▸ Aim:
Only the number is wanted: how many lines contain the word "desenvolvimento"?

▸ Data for the task:
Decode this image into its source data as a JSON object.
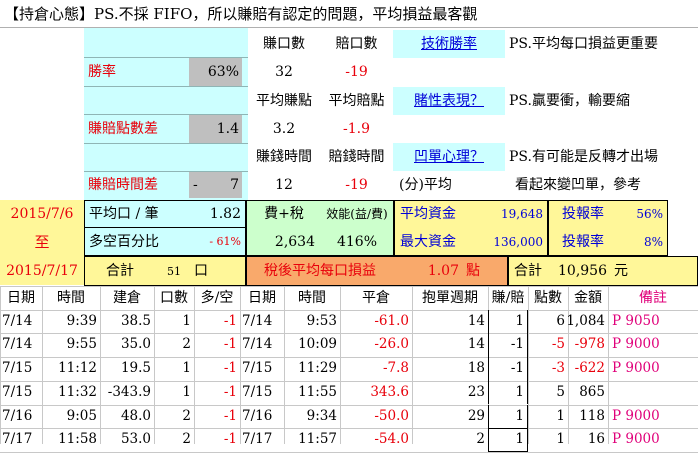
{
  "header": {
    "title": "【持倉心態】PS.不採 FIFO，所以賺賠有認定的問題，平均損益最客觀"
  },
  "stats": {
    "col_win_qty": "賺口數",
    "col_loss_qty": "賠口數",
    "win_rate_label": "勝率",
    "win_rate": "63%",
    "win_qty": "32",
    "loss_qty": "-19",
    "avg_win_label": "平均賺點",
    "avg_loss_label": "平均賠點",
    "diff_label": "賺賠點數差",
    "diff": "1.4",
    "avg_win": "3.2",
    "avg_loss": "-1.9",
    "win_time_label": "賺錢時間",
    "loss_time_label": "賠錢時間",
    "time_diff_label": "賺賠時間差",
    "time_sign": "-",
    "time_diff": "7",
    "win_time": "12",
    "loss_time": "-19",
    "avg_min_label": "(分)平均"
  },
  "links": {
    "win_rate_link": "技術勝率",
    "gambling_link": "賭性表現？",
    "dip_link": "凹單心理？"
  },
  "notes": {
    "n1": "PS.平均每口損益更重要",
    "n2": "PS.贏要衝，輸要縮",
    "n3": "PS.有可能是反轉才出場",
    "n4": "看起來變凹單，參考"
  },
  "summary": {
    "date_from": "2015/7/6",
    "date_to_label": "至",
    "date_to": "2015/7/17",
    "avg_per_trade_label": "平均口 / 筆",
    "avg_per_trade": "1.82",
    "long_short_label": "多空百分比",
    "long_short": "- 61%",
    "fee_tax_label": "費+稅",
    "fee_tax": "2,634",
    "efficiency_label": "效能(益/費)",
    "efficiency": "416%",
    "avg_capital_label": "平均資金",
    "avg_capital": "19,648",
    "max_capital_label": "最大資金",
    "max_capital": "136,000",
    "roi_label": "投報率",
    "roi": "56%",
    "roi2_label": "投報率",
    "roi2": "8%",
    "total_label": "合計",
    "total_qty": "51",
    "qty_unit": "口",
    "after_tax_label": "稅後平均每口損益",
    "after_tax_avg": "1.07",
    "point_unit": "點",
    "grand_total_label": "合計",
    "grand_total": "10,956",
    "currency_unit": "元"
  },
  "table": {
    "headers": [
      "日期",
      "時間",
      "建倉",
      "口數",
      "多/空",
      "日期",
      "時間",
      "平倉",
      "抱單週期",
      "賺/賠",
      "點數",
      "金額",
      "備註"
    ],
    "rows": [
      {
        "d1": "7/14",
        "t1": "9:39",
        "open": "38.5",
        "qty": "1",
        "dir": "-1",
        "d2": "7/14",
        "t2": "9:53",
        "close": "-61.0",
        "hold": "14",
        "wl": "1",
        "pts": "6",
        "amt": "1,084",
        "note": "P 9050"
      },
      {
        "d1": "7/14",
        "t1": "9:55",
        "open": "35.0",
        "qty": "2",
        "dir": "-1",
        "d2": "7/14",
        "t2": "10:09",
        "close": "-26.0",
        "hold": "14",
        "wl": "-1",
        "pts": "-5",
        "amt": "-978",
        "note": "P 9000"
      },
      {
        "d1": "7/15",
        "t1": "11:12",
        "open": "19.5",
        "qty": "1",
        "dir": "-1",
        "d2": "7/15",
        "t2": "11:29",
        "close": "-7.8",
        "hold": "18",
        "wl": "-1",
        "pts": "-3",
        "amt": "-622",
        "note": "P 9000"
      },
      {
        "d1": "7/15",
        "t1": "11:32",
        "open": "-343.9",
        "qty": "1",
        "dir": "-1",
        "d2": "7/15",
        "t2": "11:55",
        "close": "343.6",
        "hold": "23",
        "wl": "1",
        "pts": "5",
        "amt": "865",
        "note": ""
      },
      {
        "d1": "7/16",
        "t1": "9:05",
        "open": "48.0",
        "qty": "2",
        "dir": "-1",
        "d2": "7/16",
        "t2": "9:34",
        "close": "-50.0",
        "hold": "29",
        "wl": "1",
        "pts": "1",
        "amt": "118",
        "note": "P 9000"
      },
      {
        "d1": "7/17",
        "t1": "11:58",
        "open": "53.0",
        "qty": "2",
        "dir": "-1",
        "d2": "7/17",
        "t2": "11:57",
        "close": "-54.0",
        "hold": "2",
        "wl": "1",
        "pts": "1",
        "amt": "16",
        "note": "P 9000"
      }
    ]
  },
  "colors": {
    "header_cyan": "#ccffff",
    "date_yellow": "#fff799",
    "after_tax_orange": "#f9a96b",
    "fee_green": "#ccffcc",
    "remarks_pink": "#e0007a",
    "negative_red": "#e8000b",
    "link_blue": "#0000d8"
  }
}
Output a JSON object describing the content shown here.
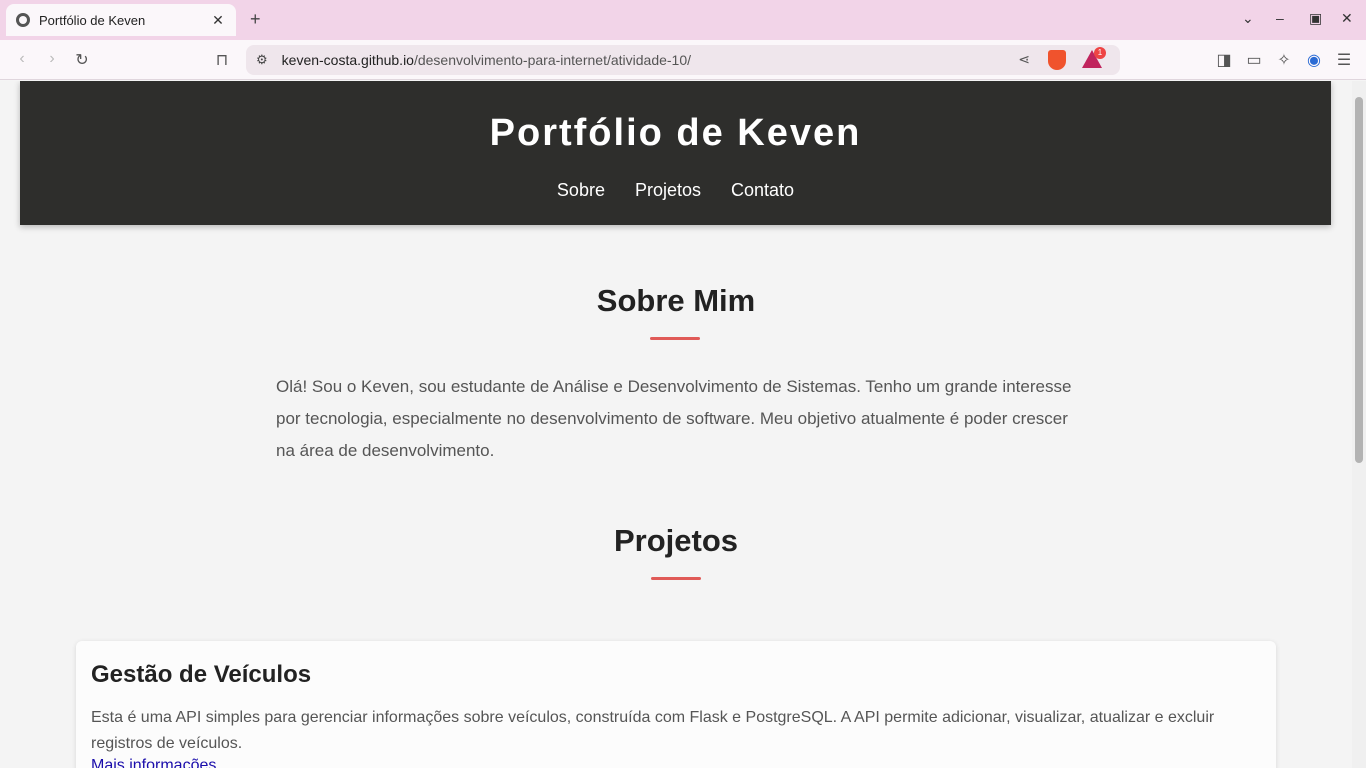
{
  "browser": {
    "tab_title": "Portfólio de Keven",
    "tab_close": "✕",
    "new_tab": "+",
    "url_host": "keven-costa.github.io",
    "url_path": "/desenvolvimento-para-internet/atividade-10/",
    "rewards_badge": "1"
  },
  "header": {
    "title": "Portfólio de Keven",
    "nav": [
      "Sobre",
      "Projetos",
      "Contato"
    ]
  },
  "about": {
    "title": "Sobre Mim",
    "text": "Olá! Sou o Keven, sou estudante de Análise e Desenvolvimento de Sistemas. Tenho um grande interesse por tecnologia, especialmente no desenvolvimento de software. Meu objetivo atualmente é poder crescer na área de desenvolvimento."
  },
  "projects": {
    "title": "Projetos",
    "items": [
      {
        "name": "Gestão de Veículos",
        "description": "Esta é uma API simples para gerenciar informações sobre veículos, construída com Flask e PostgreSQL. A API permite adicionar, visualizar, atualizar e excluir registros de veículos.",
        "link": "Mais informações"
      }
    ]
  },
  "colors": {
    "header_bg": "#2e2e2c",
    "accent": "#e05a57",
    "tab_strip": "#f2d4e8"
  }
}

▸ Solution for this exercise:
2